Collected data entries
.....

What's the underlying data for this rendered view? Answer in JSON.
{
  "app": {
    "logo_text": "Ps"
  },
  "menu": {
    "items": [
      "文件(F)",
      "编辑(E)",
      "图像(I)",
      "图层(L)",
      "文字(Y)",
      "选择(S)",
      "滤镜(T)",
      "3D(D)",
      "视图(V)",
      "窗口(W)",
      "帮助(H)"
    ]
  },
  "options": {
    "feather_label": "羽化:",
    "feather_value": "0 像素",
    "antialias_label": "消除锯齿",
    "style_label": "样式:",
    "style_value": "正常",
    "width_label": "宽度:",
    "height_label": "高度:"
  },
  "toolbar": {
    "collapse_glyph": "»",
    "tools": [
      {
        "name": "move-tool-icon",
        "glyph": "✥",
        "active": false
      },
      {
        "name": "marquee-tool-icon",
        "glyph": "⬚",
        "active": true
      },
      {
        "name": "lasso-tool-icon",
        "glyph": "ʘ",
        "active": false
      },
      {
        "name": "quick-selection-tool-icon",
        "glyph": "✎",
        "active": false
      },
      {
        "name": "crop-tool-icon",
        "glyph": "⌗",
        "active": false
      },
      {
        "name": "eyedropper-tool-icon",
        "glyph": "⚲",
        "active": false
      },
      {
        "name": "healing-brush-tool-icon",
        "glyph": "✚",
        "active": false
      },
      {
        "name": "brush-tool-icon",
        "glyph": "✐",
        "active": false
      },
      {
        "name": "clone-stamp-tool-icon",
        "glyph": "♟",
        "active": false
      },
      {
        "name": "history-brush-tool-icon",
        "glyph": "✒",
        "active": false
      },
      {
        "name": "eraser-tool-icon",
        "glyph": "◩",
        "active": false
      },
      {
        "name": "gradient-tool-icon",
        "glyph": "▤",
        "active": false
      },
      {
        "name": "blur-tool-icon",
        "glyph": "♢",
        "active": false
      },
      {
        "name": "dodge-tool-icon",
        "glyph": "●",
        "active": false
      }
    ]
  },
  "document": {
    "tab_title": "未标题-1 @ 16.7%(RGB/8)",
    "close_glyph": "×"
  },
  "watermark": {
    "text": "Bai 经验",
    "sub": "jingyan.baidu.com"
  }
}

.....

**GOAL OF THE EXERCISE:** Say how many lines in the records hold "brush", with the number as the whole reply.

**OUTPUT FOR THIS TASK:** 3